> Work to be completed: Output each entry exactly; skip nothing.

> Records supplied:
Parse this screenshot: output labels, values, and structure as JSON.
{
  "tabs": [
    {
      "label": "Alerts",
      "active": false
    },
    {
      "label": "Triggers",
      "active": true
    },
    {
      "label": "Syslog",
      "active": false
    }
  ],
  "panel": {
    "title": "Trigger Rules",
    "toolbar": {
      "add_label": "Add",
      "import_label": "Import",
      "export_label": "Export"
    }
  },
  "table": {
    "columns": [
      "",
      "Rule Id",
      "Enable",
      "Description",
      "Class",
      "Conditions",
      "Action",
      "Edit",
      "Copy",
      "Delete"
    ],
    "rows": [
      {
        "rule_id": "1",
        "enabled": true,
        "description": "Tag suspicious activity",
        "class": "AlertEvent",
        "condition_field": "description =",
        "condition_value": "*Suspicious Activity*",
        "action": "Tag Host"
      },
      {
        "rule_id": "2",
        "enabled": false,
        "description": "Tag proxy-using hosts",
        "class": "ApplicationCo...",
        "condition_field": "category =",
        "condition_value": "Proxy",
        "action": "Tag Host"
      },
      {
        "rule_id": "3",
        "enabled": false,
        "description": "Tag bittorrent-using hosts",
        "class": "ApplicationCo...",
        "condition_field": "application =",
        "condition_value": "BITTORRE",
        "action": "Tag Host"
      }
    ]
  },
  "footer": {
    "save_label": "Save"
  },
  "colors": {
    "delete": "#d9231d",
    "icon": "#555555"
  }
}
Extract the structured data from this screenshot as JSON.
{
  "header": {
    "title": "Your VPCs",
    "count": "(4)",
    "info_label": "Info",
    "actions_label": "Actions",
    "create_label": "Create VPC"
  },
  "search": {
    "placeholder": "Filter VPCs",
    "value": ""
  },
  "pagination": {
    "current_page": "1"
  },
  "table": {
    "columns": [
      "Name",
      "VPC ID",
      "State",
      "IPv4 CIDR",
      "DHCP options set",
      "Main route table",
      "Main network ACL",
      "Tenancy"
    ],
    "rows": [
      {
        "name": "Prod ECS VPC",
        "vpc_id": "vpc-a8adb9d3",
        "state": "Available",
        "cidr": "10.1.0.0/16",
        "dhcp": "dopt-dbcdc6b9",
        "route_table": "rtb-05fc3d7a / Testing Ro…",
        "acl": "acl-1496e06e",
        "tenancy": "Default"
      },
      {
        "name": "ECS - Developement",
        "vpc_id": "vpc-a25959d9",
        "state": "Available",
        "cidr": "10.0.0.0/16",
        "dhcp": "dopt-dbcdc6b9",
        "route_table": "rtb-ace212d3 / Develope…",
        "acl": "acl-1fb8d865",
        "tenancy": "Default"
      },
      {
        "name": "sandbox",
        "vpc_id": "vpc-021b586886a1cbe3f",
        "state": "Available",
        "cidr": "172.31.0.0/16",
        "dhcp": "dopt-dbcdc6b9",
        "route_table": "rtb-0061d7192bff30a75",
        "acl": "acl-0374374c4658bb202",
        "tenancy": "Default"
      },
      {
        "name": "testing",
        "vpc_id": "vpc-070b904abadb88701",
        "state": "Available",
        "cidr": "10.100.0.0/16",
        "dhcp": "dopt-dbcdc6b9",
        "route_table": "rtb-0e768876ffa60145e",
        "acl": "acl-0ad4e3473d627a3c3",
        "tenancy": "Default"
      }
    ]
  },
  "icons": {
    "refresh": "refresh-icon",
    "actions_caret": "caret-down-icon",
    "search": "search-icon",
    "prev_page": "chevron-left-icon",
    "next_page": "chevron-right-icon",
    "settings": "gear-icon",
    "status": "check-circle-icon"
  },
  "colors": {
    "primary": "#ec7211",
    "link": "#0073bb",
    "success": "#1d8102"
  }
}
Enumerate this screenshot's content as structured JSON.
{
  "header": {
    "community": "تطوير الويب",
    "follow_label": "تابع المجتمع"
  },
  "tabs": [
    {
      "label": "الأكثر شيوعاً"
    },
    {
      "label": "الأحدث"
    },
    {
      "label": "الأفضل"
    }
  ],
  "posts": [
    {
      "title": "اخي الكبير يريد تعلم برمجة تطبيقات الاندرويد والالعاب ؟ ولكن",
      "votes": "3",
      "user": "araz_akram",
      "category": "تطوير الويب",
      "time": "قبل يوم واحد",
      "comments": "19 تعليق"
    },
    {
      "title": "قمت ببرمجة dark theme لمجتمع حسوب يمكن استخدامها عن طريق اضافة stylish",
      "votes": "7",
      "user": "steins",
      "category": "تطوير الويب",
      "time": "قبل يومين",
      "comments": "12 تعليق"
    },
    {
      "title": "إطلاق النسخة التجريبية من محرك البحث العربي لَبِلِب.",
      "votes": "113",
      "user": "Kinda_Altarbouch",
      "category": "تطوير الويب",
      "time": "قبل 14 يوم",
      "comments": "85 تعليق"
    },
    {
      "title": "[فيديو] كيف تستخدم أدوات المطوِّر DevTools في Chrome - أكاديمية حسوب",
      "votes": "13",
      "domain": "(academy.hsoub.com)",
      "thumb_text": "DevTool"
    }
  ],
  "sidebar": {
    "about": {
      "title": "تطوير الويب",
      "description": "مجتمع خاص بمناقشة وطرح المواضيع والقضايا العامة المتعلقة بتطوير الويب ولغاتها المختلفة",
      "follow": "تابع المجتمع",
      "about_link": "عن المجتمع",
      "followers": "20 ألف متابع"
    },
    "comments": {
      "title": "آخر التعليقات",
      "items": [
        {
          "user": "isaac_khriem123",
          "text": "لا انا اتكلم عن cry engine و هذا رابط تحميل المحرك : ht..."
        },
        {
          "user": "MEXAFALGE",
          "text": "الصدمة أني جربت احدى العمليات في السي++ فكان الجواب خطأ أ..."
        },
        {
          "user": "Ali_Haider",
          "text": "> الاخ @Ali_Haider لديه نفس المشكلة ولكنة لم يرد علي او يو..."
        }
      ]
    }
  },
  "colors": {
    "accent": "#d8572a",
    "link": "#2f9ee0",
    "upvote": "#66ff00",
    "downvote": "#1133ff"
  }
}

> Solution:
Parse this screenshot: output labels, values, and structure as JSON.
{
  "tabs": [
    {
      "label": "Alerts",
      "active": false
    },
    {
      "label": "Triggers",
      "active": true
    },
    {
      "label": "Syslog",
      "active": false
    }
  ],
  "panel": {
    "title": "Trigger Rules",
    "toolbar": {
      "add_label": "Add",
      "import_label": "Import",
      "export_label": "Export"
    }
  },
  "table": {
    "columns": [
      "",
      "Rule Id",
      "Enable",
      "Description",
      "Class",
      "Conditions",
      "Action",
      "Edit",
      "Copy",
      "Delete"
    ],
    "rows": [
      {
        "rule_id": "1",
        "enabled": true,
        "description": "Tag suspicious activity",
        "class": "AlertEvent",
        "condition_field": "description =",
        "condition_value": "*Suspicious Activity*",
        "action": "Tag Host"
      },
      {
        "rule_id": "2",
        "enabled": false,
        "description": "Tag proxy-using hosts",
        "class": "ApplicationCo...",
        "condition_field": "category =",
        "condition_value": "Proxy",
        "action": "Tag Host"
      },
      {
        "rule_id": "3",
        "enabled": false,
        "description": "Tag bittorrent-using hosts",
        "class": "ApplicationCo...",
        "condition_field": "application =",
        "condition_value": "BITTORRE",
        "action": "Tag Host"
      }
    ]
  },
  "footer": {
    "save_label": "Save"
  },
  "colors": {
    "delete": "#d9231d",
    "icon": "#555555"
  }
}
Extract the structured data from this screenshot as JSON.
{
  "header": {
    "title": "Your VPCs",
    "count": "(4)",
    "info_label": "Info",
    "actions_label": "Actions",
    "create_label": "Create VPC"
  },
  "search": {
    "placeholder": "Filter VPCs",
    "value": ""
  },
  "pagination": {
    "current_page": "1"
  },
  "table": {
    "columns": [
      "Name",
      "VPC ID",
      "State",
      "IPv4 CIDR",
      "DHCP options set",
      "Main route table",
      "Main network ACL",
      "Tenancy"
    ],
    "rows": [
      {
        "name": "Prod ECS VPC",
        "vpc_id": "vpc-a8adb9d3",
        "state": "Available",
        "cidr": "10.1.0.0/16",
        "dhcp": "dopt-dbcdc6b9",
        "route_table": "rtb-05fc3d7a / Testing Ro…",
        "acl": "acl-1496e06e",
        "tenancy": "Default"
      },
      {
        "name": "ECS - Developement",
        "vpc_id": "vpc-a25959d9",
        "state": "Available",
        "cidr": "10.0.0.0/16",
        "dhcp": "dopt-dbcdc6b9",
        "route_table": "rtb-ace212d3 / Develope…",
        "acl": "acl-1fb8d865",
        "tenancy": "Default"
      },
      {
        "name": "sandbox",
        "vpc_id": "vpc-021b586886a1cbe3f",
        "state": "Available",
        "cidr": "172.31.0.0/16",
        "dhcp": "dopt-dbcdc6b9",
        "route_table": "rtb-0061d7192bff30a75",
        "acl": "acl-0374374c4658bb202",
        "tenancy": "Default"
      },
      {
        "name": "testing",
        "vpc_id": "vpc-070b904abadb88701",
        "state": "Available",
        "cidr": "10.100.0.0/16",
        "dhcp": "dopt-dbcdc6b9",
        "route_table": "rtb-0e768876ffa60145e",
        "acl": "acl-0ad4e3473d627a3c3",
        "tenancy": "Default"
      }
    ]
  },
  "icons": {
    "refresh": "refresh-icon",
    "actions_caret": "caret-down-icon",
    "search": "search-icon",
    "prev_page": "chevron-left-icon",
    "next_page": "chevron-right-icon",
    "settings": "gear-icon",
    "status": "check-circle-icon"
  },
  "colors": {
    "primary": "#ec7211",
    "link": "#0073bb",
    "success": "#1d8102"
  }
}
Enumerate this screenshot's content as structured JSON.
{
  "header": {
    "community": "تطوير الويب",
    "follow_label": "تابع المجتمع"
  },
  "tabs": [
    {
      "label": "الأكثر شيوعاً"
    },
    {
      "label": "الأحدث"
    },
    {
      "label": "الأفضل"
    }
  ],
  "posts": [
    {
      "title": "اخي الكبير يريد تعلم برمجة تطبيقات الاندرويد والالعاب ؟ ولكن",
      "votes": "3",
      "user": "araz_akram",
      "category": "تطوير الويب",
      "time": "قبل يوم واحد",
      "comments": "19 تعليق"
    },
    {
      "title": "قمت ببرمجة dark theme لمجتمع حسوب يمكن استخدامها عن طريق اضافة stylish",
      "votes": "7",
      "user": "steins",
      "category": "تطوير الويب",
      "time": "قبل يومين",
      "comments": "12 تعليق"
    },
    {
      "title": "إطلاق النسخة التجريبية من محرك البحث العربي لَبِلِب.",
      "votes": "113",
      "user": "Kinda_Altarbouch",
      "category": "تطوير الويب",
      "time": "قبل 14 يوم",
      "comments": "85 تعليق"
    },
    {
      "title": "[فيديو] كيف تستخدم أدوات المطوِّر DevTools في Chrome - أكاديمية حسوب",
      "votes": "13",
      "domain": "(academy.hsoub.com)",
      "thumb_text": "DevTool"
    }
  ],
  "sidebar": {
    "about": {
      "title": "تطوير الويب",
      "description": "مجتمع خاص بمناقشة وطرح المواضيع والقضايا العامة المتعلقة بتطوير الويب ولغاتها المختلفة",
      "follow": "تابع المجتمع",
      "about_link": "عن المجتمع",
      "followers": "20 ألف متابع"
    },
    "comments": {
      "title": "آخر التعليقات",
      "items": [
        {
          "user": "isaac_khriem123",
          "text": "لا انا اتكلم عن cry engine و هذا رابط تحميل المحرك : ht..."
        },
        {
          "user": "MEXAFALGE",
          "text": "الصدمة أني جربت احدى العمليات في السي++ فكان الجواب خطأ أ..."
        },
        {
          "user": "Ali_Haider",
          "text": "> الاخ @Ali_Haider لديه نفس المشكلة ولكنة لم يرد علي او يو..."
        }
      ]
    }
  },
  "colors": {
    "accent": "#d8572a",
    "link": "#2f9ee0",
    "upvote": "#66ff00",
    "downvote": "#1133ff"
  }
}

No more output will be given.